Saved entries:
# # # #
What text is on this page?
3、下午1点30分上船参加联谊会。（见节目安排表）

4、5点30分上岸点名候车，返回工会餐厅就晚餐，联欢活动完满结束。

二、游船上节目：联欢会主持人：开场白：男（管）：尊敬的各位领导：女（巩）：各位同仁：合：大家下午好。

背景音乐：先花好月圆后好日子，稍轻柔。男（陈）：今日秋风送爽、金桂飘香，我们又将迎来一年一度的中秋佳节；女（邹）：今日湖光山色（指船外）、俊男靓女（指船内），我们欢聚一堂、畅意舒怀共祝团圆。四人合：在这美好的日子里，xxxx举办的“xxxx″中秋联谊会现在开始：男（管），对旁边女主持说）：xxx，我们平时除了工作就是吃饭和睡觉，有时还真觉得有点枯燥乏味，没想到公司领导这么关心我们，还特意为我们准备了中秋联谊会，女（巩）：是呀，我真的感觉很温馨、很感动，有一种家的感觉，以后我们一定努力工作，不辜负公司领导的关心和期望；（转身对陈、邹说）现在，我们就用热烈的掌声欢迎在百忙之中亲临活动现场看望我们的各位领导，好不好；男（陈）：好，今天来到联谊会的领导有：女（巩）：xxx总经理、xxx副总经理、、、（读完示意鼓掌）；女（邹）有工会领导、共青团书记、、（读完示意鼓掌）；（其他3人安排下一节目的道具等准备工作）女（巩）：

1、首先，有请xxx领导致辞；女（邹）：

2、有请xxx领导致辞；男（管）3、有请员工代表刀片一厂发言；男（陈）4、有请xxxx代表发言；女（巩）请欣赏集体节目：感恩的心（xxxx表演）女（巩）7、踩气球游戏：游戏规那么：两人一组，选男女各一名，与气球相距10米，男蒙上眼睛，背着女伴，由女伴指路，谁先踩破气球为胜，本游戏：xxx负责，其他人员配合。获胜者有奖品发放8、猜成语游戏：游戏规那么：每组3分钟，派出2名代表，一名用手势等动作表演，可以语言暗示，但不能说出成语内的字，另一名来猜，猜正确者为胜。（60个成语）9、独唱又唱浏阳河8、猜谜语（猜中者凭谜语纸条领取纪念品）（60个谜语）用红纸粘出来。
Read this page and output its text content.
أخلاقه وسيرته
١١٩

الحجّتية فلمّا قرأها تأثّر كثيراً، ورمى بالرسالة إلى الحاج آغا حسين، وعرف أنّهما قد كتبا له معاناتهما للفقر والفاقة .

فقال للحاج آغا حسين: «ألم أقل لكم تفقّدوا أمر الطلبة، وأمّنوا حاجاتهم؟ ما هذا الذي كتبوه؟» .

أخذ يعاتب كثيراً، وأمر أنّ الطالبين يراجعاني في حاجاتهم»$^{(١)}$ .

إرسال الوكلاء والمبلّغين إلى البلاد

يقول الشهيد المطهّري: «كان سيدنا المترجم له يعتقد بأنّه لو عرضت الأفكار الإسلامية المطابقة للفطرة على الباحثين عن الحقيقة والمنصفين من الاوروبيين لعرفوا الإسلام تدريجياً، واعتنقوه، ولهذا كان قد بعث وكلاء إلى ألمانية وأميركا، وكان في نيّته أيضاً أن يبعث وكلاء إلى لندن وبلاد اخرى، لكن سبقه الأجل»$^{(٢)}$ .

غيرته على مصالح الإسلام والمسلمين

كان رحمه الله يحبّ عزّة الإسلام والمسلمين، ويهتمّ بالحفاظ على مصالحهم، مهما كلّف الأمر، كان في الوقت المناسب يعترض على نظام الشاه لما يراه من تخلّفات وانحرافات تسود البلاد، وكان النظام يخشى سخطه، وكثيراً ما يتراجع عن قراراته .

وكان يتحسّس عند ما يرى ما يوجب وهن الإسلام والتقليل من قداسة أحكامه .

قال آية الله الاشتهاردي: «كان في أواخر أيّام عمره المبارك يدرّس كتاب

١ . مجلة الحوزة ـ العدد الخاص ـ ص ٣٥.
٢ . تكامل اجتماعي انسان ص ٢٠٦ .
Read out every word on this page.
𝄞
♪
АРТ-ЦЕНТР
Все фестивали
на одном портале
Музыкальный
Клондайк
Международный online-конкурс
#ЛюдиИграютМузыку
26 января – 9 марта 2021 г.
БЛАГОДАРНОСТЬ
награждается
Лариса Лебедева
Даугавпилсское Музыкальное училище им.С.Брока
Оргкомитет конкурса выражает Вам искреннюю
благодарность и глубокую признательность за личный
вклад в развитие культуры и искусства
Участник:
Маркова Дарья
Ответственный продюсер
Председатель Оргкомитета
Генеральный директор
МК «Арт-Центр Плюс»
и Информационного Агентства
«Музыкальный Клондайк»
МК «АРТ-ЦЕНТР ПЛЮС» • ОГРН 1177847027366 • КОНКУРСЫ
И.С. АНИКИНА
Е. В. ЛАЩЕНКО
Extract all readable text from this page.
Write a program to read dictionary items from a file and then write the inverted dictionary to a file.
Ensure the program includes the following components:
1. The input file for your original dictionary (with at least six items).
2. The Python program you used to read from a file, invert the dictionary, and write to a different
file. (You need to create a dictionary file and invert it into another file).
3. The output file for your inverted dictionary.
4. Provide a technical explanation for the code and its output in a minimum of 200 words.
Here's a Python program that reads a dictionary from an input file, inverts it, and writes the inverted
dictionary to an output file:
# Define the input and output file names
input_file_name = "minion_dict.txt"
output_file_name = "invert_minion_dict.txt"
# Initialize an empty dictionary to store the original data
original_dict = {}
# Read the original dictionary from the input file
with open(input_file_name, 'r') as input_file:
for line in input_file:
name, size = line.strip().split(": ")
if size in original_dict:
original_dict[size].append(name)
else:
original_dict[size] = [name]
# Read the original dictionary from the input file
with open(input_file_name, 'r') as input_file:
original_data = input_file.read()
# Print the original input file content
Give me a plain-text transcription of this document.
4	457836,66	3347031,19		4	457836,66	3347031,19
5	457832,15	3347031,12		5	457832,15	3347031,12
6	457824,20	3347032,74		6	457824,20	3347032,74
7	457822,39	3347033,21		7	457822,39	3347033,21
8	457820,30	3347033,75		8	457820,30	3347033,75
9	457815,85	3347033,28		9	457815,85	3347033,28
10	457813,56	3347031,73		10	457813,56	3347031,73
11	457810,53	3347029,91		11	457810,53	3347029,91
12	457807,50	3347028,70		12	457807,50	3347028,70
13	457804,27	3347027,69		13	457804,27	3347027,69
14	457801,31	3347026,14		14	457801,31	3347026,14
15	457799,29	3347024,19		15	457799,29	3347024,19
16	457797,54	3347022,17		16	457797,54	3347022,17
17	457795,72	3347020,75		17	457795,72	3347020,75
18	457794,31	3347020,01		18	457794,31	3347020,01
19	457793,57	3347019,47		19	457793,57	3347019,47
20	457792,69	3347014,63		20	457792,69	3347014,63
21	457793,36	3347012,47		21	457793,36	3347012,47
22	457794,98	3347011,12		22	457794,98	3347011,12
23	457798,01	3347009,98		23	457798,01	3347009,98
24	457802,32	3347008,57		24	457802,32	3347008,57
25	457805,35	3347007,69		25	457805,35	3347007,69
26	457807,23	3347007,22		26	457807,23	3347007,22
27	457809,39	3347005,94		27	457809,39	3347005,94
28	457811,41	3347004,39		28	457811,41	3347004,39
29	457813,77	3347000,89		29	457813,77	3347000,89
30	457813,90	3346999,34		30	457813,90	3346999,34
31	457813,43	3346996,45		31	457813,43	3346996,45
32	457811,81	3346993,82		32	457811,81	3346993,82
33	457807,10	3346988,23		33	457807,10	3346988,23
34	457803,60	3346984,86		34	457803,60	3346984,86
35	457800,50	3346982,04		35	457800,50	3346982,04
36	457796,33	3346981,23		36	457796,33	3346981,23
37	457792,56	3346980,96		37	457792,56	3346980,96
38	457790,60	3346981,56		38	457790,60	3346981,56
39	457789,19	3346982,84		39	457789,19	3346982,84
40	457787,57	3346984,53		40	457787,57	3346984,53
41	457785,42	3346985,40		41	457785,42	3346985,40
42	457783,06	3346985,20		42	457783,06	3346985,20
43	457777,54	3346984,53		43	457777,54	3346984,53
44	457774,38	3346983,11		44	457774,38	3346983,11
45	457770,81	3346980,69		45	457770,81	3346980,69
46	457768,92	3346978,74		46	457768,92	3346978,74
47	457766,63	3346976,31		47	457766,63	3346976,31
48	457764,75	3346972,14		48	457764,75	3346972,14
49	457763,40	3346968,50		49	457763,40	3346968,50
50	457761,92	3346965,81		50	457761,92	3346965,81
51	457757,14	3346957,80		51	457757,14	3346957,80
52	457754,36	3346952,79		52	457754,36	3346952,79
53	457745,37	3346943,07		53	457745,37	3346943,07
# # # #
Note each line of the entries that has "البلاد" in it, and copy those lines.

إرسال الوكلاء والمبلّغين إلى البلاد
كان رحمه الله يحبّ عزّة الإسلام والمسلمين، ويهتمّ بالحفاظ على مصالحهم، مهما كلّف الأمر، كان في الوقت المناسب يعترض على نظام الشاه لما يراه من تخلّفات وانحرافات تسود البلاد، وكان النظام يخشى سخطه، وكثيراً ما يتراجع عن قراراته .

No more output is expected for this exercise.